**JOB**
Reproduce the records in full, replacing every "colorbar-segment" with "legend-segment" and leaving everything else unchanged.

**Element region listings**
* BEGIN *
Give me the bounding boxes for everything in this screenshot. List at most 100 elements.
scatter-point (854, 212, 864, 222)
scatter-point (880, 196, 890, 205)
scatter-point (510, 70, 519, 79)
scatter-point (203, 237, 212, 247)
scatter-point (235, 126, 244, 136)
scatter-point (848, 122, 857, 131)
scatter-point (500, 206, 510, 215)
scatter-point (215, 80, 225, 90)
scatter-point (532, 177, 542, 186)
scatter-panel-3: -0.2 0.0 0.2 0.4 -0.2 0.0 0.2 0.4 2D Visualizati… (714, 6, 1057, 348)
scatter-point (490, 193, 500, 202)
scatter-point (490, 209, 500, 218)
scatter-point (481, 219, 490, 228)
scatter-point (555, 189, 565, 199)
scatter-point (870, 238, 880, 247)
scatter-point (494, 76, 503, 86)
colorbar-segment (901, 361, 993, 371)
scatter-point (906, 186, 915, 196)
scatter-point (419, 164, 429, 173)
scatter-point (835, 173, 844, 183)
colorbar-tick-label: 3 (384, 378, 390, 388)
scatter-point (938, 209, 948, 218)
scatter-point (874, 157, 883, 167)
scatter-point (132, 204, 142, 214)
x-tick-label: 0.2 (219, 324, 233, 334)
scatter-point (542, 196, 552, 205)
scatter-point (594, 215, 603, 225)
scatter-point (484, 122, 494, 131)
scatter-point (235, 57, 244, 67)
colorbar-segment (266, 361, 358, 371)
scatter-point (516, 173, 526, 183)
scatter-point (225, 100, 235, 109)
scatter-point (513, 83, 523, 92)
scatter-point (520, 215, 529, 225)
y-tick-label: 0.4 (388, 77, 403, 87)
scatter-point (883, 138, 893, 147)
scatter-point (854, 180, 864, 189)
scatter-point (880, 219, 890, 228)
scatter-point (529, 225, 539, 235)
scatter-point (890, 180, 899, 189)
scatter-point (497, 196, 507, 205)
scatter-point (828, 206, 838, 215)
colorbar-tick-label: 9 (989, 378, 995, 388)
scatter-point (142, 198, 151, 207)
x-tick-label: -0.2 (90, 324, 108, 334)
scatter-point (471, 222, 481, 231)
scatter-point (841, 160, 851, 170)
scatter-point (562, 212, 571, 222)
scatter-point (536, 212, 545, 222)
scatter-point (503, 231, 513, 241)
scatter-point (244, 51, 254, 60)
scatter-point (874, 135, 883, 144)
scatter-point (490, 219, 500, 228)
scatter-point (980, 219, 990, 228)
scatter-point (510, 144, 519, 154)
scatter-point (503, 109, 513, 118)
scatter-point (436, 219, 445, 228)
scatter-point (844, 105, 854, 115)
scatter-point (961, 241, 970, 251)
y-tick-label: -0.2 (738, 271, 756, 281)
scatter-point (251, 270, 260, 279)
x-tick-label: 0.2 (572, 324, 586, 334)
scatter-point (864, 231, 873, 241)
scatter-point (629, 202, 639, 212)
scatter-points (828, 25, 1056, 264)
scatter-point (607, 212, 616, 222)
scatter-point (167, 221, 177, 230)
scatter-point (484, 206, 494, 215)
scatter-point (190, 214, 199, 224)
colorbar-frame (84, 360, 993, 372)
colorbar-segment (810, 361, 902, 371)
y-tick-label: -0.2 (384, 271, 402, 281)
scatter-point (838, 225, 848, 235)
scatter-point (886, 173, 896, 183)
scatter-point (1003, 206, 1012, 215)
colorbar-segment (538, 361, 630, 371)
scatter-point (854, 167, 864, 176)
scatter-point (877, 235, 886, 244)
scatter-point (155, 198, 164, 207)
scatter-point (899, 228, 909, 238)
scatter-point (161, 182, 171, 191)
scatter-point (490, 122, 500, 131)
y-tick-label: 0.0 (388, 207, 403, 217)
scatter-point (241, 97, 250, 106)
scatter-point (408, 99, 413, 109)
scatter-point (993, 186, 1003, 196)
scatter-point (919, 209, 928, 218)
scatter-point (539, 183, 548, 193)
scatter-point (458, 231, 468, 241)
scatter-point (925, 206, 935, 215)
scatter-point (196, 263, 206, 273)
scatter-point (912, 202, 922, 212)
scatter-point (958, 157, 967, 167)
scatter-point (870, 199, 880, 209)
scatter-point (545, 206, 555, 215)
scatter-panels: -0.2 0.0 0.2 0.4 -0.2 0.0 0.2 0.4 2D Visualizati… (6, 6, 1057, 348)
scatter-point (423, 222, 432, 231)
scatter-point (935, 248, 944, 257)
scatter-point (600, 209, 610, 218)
* END *
**CORRECT ANSWER**
Give me the bounding boxes for everything in this screenshot. List at most 100 elements.
scatter-point (854, 212, 864, 222)
scatter-point (880, 196, 890, 205)
scatter-point (510, 70, 519, 79)
scatter-point (203, 237, 212, 247)
scatter-point (235, 126, 244, 136)
scatter-point (848, 122, 857, 131)
scatter-point (500, 206, 510, 215)
scatter-point (215, 80, 225, 90)
scatter-point (532, 177, 542, 186)
scatter-panel-3: -0.2 0.0 0.2 0.4 -0.2 0.0 0.2 0.4 2D Visualizati… (714, 6, 1057, 348)
scatter-point (490, 193, 500, 202)
scatter-point (490, 209, 500, 218)
scatter-point (481, 219, 490, 228)
scatter-point (555, 189, 565, 199)
scatter-point (870, 238, 880, 247)
scatter-point (494, 76, 503, 86)
legend-segment (901, 361, 993, 371)
scatter-point (906, 186, 915, 196)
scatter-point (419, 164, 429, 173)
scatter-point (835, 173, 844, 183)
colorbar-tick-label: 3 (384, 378, 390, 388)
scatter-point (938, 209, 948, 218)
scatter-point (874, 157, 883, 167)
scatter-point (132, 204, 142, 214)
x-tick-label: 0.2 (219, 324, 233, 334)
scatter-point (542, 196, 552, 205)
scatter-point (594, 215, 603, 225)
scatter-point (484, 122, 494, 131)
scatter-point (235, 57, 244, 67)
legend-segment (266, 361, 358, 371)
scatter-point (516, 173, 526, 183)
scatter-point (225, 100, 235, 109)
scatter-point (513, 83, 523, 92)
scatter-point (520, 215, 529, 225)
y-tick-label: 0.4 (388, 77, 403, 87)
scatter-point (883, 138, 893, 147)
scatter-point (854, 180, 864, 189)
scatter-point (880, 219, 890, 228)
scatter-point (529, 225, 539, 235)
scatter-point (890, 180, 899, 189)
scatter-point (497, 196, 507, 205)
scatter-point (828, 206, 838, 215)
colorbar-tick-label: 9 (989, 378, 995, 388)
scatter-point (142, 198, 151, 207)
x-tick-label: -0.2 (90, 324, 108, 334)
scatter-point (471, 222, 481, 231)
scatter-point (841, 160, 851, 170)
scatter-point (562, 212, 571, 222)
scatter-point (536, 212, 545, 222)
scatter-point (503, 231, 513, 241)
scatter-point (244, 51, 254, 60)
scatter-point (874, 135, 883, 144)
scatter-point (490, 219, 500, 228)
scatter-point (980, 219, 990, 228)
scatter-point (510, 144, 519, 154)
scatter-point (503, 109, 513, 118)
scatter-point (436, 219, 445, 228)
scatter-point (844, 105, 854, 115)
scatter-point (961, 241, 970, 251)
y-tick-label: -0.2 (738, 271, 756, 281)
scatter-point (251, 270, 260, 279)
x-tick-label: 0.2 (572, 324, 586, 334)
scatter-point (864, 231, 873, 241)
scatter-point (629, 202, 639, 212)
scatter-points (828, 25, 1056, 264)
scatter-point (607, 212, 616, 222)
scatter-point (167, 221, 177, 230)
scatter-point (484, 206, 494, 215)
scatter-point (190, 214, 199, 224)
colorbar-frame (84, 360, 993, 372)
legend-segment (810, 361, 902, 371)
y-tick-label: -0.2 (384, 271, 402, 281)
scatter-point (838, 225, 848, 235)
scatter-point (886, 173, 896, 183)
scatter-point (1003, 206, 1012, 215)
legend-segment (538, 361, 630, 371)
scatter-point (854, 167, 864, 176)
scatter-point (877, 235, 886, 244)
scatter-point (155, 198, 164, 207)
scatter-point (899, 228, 909, 238)
scatter-point (161, 182, 171, 191)
scatter-point (490, 122, 500, 131)
y-tick-label: 0.0 (388, 207, 403, 217)
scatter-point (241, 97, 250, 106)
scatter-point (408, 99, 413, 109)
scatter-point (993, 186, 1003, 196)
scatter-point (919, 209, 928, 218)
scatter-point (539, 183, 548, 193)
scatter-point (458, 231, 468, 241)
scatter-point (925, 206, 935, 215)
scatter-point (196, 263, 206, 273)
scatter-point (912, 202, 922, 212)
scatter-point (958, 157, 967, 167)
scatter-point (870, 199, 880, 209)
scatter-point (545, 206, 555, 215)
scatter-panels: -0.2 0.0 0.2 0.4 -0.2 0.0 0.2 0.4 2D Visualizati… (6, 6, 1057, 348)
scatter-point (423, 222, 432, 231)
scatter-point (935, 248, 944, 257)
scatter-point (600, 209, 610, 218)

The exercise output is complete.